**Rows:**

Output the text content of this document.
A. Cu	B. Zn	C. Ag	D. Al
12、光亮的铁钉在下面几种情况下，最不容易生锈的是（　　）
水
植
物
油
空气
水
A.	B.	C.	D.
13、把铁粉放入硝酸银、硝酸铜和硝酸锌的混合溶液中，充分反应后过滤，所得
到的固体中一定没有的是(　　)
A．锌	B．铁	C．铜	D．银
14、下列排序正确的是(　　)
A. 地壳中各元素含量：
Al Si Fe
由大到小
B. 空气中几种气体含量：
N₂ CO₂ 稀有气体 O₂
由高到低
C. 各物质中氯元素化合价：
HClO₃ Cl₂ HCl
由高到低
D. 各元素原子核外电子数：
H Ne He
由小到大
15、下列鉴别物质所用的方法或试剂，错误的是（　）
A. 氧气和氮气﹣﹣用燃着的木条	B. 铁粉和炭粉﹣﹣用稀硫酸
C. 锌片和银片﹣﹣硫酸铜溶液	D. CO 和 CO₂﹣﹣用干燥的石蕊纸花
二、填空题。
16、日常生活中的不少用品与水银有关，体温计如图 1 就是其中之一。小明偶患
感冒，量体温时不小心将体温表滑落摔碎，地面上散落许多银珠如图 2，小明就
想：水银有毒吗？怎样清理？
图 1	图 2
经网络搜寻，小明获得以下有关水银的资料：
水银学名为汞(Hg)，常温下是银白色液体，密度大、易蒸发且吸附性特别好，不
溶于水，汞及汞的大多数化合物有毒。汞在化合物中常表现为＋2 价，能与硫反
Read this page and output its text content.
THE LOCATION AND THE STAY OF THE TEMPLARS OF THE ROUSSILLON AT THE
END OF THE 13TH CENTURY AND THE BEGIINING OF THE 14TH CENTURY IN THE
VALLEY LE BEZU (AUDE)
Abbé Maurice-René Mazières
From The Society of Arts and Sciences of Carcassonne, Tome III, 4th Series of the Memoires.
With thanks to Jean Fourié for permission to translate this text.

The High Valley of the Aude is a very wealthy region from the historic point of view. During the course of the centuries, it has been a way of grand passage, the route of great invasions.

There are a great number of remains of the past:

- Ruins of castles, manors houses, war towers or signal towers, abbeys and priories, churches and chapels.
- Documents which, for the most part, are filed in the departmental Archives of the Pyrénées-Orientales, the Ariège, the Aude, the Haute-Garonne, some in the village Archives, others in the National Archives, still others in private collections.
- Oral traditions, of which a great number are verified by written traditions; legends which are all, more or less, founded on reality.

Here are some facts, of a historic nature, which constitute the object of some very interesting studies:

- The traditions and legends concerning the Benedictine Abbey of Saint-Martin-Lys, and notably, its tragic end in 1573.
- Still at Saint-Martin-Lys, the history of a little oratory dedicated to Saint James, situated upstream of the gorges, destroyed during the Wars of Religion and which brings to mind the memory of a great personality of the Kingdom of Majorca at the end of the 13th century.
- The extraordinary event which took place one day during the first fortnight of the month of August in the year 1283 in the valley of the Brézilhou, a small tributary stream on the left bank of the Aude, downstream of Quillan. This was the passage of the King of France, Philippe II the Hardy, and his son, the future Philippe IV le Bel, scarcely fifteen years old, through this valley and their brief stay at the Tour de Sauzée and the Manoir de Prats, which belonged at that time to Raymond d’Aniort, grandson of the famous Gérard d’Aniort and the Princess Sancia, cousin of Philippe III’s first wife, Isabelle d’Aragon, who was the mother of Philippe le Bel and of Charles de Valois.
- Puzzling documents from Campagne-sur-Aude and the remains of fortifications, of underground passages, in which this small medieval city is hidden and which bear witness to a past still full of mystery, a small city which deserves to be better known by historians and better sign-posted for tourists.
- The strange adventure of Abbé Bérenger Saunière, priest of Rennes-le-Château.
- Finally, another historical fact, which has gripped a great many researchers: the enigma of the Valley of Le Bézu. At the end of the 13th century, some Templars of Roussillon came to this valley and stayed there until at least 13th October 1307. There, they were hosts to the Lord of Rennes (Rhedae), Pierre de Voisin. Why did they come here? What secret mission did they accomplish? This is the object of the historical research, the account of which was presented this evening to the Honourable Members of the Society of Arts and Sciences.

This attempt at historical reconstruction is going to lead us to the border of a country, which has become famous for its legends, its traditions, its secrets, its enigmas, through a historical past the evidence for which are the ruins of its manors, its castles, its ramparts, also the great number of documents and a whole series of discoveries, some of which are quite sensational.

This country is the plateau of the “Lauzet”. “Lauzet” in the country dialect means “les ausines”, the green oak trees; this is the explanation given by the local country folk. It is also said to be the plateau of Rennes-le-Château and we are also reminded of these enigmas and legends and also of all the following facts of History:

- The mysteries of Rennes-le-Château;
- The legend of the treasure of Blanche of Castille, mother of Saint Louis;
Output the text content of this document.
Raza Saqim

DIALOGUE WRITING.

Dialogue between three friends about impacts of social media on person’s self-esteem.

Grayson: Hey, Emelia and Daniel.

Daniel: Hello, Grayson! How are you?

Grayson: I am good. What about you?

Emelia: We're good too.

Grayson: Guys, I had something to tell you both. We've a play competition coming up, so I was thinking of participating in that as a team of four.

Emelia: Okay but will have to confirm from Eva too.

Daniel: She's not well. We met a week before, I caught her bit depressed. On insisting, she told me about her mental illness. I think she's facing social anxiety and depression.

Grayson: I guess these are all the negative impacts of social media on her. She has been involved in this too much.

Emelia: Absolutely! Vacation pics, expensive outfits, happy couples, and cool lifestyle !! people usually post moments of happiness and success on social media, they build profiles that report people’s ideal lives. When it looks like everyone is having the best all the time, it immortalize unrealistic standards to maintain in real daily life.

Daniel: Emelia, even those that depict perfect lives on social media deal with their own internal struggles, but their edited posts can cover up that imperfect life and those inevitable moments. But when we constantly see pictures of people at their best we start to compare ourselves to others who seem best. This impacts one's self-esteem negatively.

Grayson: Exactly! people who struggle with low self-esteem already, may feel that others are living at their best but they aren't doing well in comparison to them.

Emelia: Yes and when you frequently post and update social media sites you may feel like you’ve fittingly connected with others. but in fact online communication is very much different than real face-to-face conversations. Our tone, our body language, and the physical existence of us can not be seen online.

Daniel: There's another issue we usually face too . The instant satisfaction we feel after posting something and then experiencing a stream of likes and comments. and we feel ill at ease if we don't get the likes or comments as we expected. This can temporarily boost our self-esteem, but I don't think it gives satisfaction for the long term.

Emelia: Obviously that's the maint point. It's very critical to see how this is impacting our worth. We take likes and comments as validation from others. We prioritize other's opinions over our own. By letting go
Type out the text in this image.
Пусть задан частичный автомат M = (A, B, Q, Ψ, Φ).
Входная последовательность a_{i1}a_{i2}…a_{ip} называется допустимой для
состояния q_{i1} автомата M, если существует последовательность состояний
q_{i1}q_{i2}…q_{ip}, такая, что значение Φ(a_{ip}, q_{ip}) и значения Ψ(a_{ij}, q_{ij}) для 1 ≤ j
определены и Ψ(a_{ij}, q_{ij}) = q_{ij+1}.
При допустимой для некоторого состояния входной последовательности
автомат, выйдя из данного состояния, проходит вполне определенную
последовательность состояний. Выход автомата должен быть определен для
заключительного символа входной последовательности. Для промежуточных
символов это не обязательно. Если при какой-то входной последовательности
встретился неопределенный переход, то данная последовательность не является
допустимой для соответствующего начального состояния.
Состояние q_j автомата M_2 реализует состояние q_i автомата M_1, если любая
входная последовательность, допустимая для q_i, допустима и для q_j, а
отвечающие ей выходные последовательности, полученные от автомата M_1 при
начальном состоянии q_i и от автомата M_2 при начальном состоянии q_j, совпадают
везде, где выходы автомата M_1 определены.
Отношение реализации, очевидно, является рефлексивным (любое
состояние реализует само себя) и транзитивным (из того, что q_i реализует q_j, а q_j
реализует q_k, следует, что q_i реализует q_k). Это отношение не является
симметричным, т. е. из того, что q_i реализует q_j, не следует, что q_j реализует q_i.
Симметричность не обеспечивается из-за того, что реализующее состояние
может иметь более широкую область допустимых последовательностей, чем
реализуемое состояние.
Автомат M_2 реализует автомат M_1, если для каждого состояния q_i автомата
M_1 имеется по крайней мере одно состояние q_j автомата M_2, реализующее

**Written task:**
Copy every line of the listing that contains the word "Abbé".

**Task solution:**
Abbé Maurice-René Mazières
- The strange adventure of Abbé Bérenger Saunière, priest of Rennes-le-Château.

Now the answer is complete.